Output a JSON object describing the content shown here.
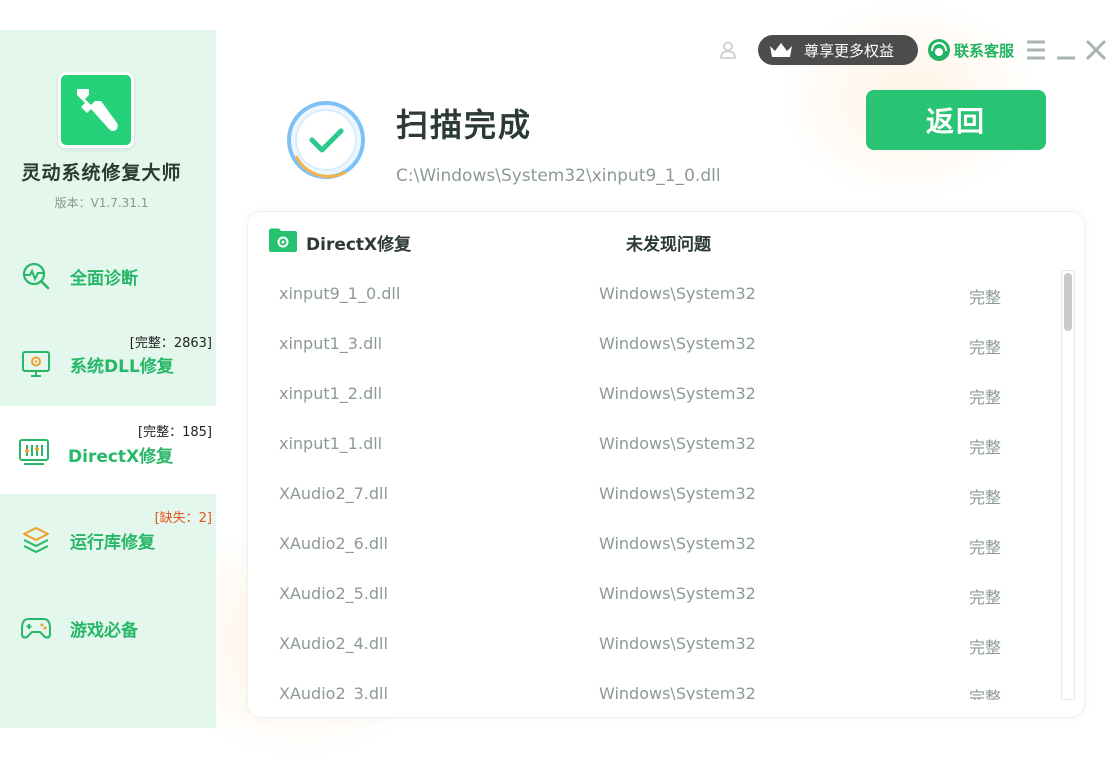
{
  "colors": {
    "brand": "#25d279",
    "sidebar_bg": "#e4f7ec",
    "accent_text": "#27b768",
    "warn": "#e8541f",
    "muted": "#8d9a94"
  },
  "app": {
    "name": "灵动系统修复大师",
    "version": "版本：V1.7.31.1"
  },
  "sidebar": {
    "items": [
      {
        "label": "全面诊断",
        "badge": "",
        "icon": "diagnosis-icon"
      },
      {
        "label": "系统DLL修复",
        "badge": "[完整：2863]",
        "icon": "dll-repair-icon"
      },
      {
        "label": "DirectX修复",
        "badge": "[完整：185]",
        "icon": "directx-icon",
        "active": true
      },
      {
        "label": "运行库修复",
        "badge": "[缺失：2]",
        "icon": "runtime-icon",
        "warn": true
      },
      {
        "label": "游戏必备",
        "badge": "",
        "icon": "gamepad-icon"
      }
    ]
  },
  "header": {
    "vip_label": "尊享更多权益",
    "service_label": "联系客服"
  },
  "scan": {
    "title": "扫描完成",
    "path": "C:\\Windows\\System32\\xinput9_1_0.dll",
    "back_label": "返回"
  },
  "result": {
    "title": "DirectX修复",
    "status": "未发现问题",
    "rows": [
      {
        "file": "xinput9_1_0.dll",
        "dir": "Windows\\System32",
        "status": "完整"
      },
      {
        "file": "xinput1_3.dll",
        "dir": "Windows\\System32",
        "status": "完整"
      },
      {
        "file": "xinput1_2.dll",
        "dir": "Windows\\System32",
        "status": "完整"
      },
      {
        "file": "xinput1_1.dll",
        "dir": "Windows\\System32",
        "status": "完整"
      },
      {
        "file": "XAudio2_7.dll",
        "dir": "Windows\\System32",
        "status": "完整"
      },
      {
        "file": "XAudio2_6.dll",
        "dir": "Windows\\System32",
        "status": "完整"
      },
      {
        "file": "XAudio2_5.dll",
        "dir": "Windows\\System32",
        "status": "完整"
      },
      {
        "file": "XAudio2_4.dll",
        "dir": "Windows\\System32",
        "status": "完整"
      },
      {
        "file": "XAudio2_3.dll",
        "dir": "Windows\\System32",
        "status": "完整"
      }
    ]
  }
}
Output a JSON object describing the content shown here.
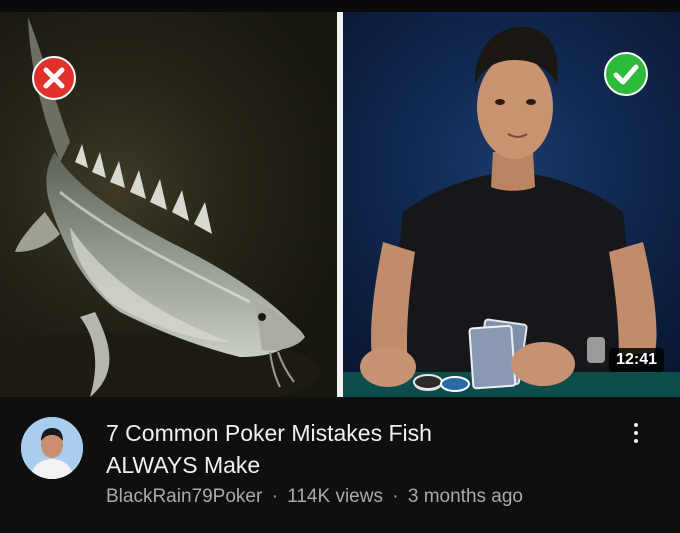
{
  "video": {
    "duration": "12:41",
    "title_line1": "7 Common Poker Mistakes Fish",
    "title_line2": "ALWAYS Make",
    "channel": "BlackRain79Poker",
    "views": "114K views",
    "age": "3 months ago",
    "separator": "·"
  },
  "thumbnail": {
    "left_image": "sturgeon-fish",
    "right_image": "man-holding-poker-cards",
    "left_badge": "x-mark-icon",
    "right_badge": "check-mark-icon"
  },
  "colors": {
    "background": "#0f0f0f",
    "badge_bad": "#e0312d",
    "badge_good": "#2dbb3a",
    "subtitle_text": "#aaaaaa"
  }
}
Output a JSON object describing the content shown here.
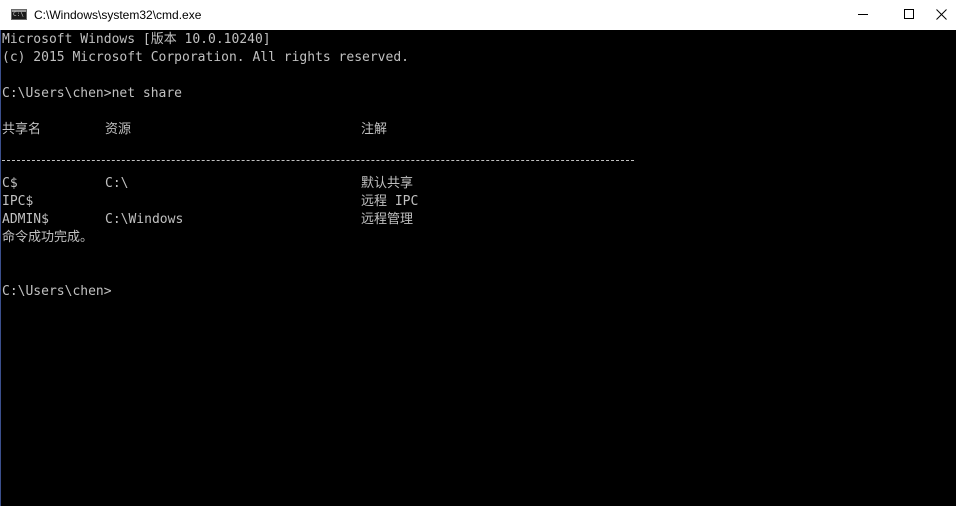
{
  "window": {
    "title": "C:\\Windows\\system32\\cmd.exe",
    "icon": "cmd-icon",
    "controls": [
      "minimize-icon",
      "maximize-icon",
      "close-icon"
    ]
  },
  "console": {
    "header_line1": "Microsoft Windows [版本 10.0.10240]",
    "header_line2": "(c) 2015 Microsoft Corporation. All rights reserved.",
    "command_prompt": "C:\\Users\\chen>net share",
    "table_headers": {
      "share_name": "共享名",
      "resource": "资源",
      "remark": "注解"
    },
    "shares": [
      {
        "name": "C$",
        "resource": "C:\\",
        "remark": "默认共享"
      },
      {
        "name": "IPC$",
        "resource": "",
        "remark": "远程 IPC"
      },
      {
        "name": "ADMIN$",
        "resource": "C:\\Windows",
        "remark": "远程管理"
      }
    ],
    "result": "命令成功完成。",
    "final_prompt": "C:\\Users\\chen>"
  },
  "colors": {
    "console_background": "#000000",
    "console_text": "#c0c0c0",
    "titlebar_background": "#ffffff"
  }
}
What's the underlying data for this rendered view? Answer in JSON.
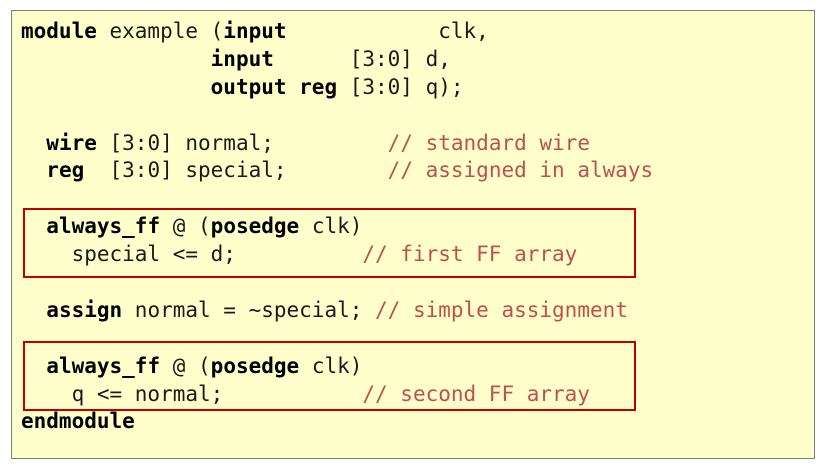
{
  "code": {
    "line1": {
      "kw_module": "module",
      "t1": " example (",
      "kw_input": "input",
      "t2": "            clk,"
    },
    "line2": {
      "indent": "               ",
      "kw_input": "input",
      "t1": "      [3:0] d,"
    },
    "line3": {
      "indent": "               ",
      "kw_output_reg": "output reg",
      "t1": " [3:0] q);"
    },
    "line5": {
      "indent": "  ",
      "kw_wire": "wire",
      "t1": " [3:0] normal;         ",
      "comment": "// standard wire"
    },
    "line6": {
      "indent": "  ",
      "kw_reg": "reg",
      "t1": "  [3:0] special;        ",
      "comment": "// assigned in always"
    },
    "line8": {
      "indent": "  ",
      "kw_always_ff": "always_ff",
      "t1": " @ (",
      "kw_posedge": "posedge",
      "t2": " clk)"
    },
    "line9": {
      "t1": "    special <= d;          ",
      "comment": "// first FF array"
    },
    "line11": {
      "indent": "  ",
      "kw_assign": "assign",
      "t1": " normal = ~special; ",
      "comment": "// simple assignment"
    },
    "line13": {
      "indent": "  ",
      "kw_always_ff": "always_ff",
      "t1": " @ (",
      "kw_posedge": "posedge",
      "t2": " clk)"
    },
    "line14": {
      "t1": "    q <= normal;           ",
      "comment": "// second FF array"
    },
    "line15": {
      "kw_endmodule": "endmodule"
    }
  },
  "colors": {
    "panel_background": "#ffffcc",
    "panel_border": "#7f7f7f",
    "keyword": "#000000",
    "comment": "#c0504d",
    "highlight_box": "#c00000"
  }
}
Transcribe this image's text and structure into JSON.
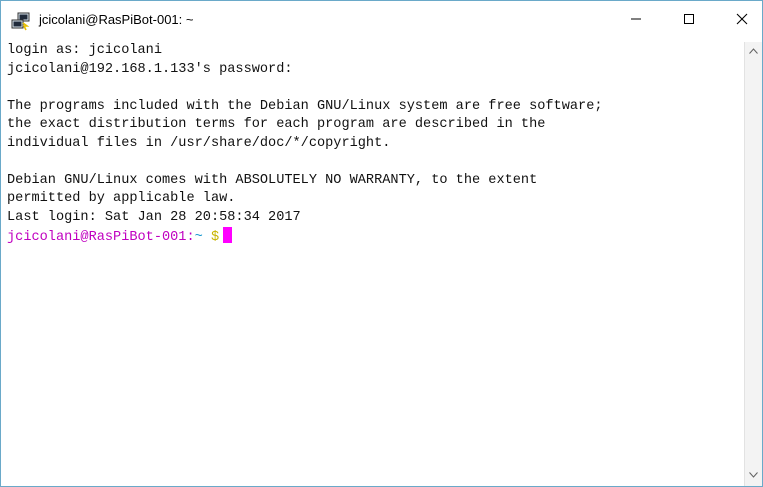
{
  "window": {
    "title": "jcicolani@RasPiBot-001: ~",
    "app_icon": "putty-icon",
    "controls": {
      "minimize_icon": "minimize-icon",
      "maximize_icon": "maximize-icon",
      "close_icon": "close-icon"
    }
  },
  "terminal": {
    "lines": [
      "login as: jcicolani",
      "jcicolani@192.168.1.133's password:",
      "",
      "The programs included with the Debian GNU/Linux system are free software;",
      "the exact distribution terms for each program are described in the",
      "individual files in /usr/share/doc/*/copyright.",
      "",
      "Debian GNU/Linux comes with ABSOLUTELY NO WARRANTY, to the extent",
      "permitted by applicable law.",
      "Last login: Sat Jan 28 20:58:34 2017"
    ],
    "prompt": {
      "user_host": "jcicolani@RasPiBot-001",
      "separator": ":",
      "path": "~",
      "symbol": "$"
    }
  },
  "colors": {
    "prompt_user": "#c000c0",
    "prompt_path": "#1c9ad0",
    "prompt_symbol": "#c8b400",
    "cursor": "#ff00ff",
    "border": "#6aa9c9"
  },
  "scrollbar": {
    "up_icon": "scroll-up-arrow-icon",
    "down_icon": "scroll-down-arrow-icon"
  }
}
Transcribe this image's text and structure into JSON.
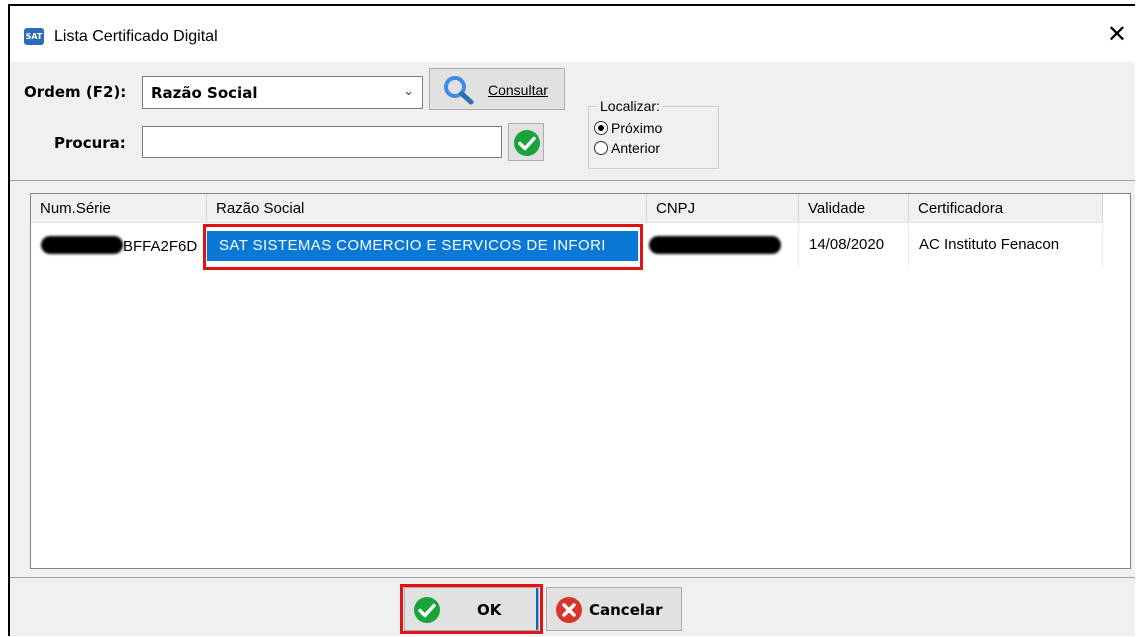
{
  "window": {
    "title": "Lista Certificado Digital",
    "icon": "sat-app-icon",
    "close_glyph": "✕"
  },
  "filter": {
    "ordem_label": "Ordem (F2):",
    "ordem_value": "Razão Social",
    "consultar_label": "Consultar",
    "procura_label": "Procura:",
    "procura_value": "",
    "localizar": {
      "legend": "Localizar:",
      "options": [
        "Próximo",
        "Anterior"
      ],
      "selected": "Próximo"
    }
  },
  "table": {
    "columns": [
      "Num.Série",
      "Razão Social",
      "CNPJ",
      "Validade",
      "Certificadora"
    ],
    "rows": [
      {
        "num_serie_visible": "BFFA2F6D",
        "razao_social": "SAT SISTEMAS COMERCIO E SERVICOS DE INFORI",
        "cnpj": "",
        "validade": "14/08/2020",
        "certificadora": "AC Instituto Fenacon"
      }
    ]
  },
  "footer": {
    "ok_label": "OK",
    "cancel_label": "Cancelar"
  },
  "colors": {
    "selection": "#0a78d7",
    "highlight_box": "#e01414",
    "ok_green": "#1aa33a",
    "cancel_red": "#d9342b"
  }
}
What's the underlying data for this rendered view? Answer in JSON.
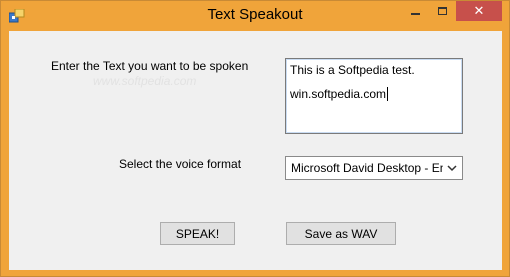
{
  "window": {
    "title": "Text Speakout",
    "close_glyph": "✕",
    "icons": {
      "app": "app-icon",
      "minimize": "minimize-icon",
      "maximize": "maximize-icon",
      "close": "close-icon"
    }
  },
  "form": {
    "text_label": "Enter the Text you want to be spoken",
    "text_lines": [
      "This is a Softpedia test.",
      "win.softpedia.com"
    ],
    "voice_label": "Select the voice format",
    "voice_selected": "Microsoft David Desktop - English (United States)",
    "speak_button": "SPEAK!",
    "save_button": "Save as WAV"
  },
  "watermark": "www.softpedia.com",
  "colors": {
    "titlebar": "#f0a43a",
    "close_button": "#c7504b",
    "client_bg": "#f0f0f0"
  }
}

───

* [Exercise directions]: Leave out every line without the string "maximize" and copy the rest.

* [Task output]:
      "maximize-icon",
      "maximize_icon": "maximize-icon",
      "maximize": "maximize-icon",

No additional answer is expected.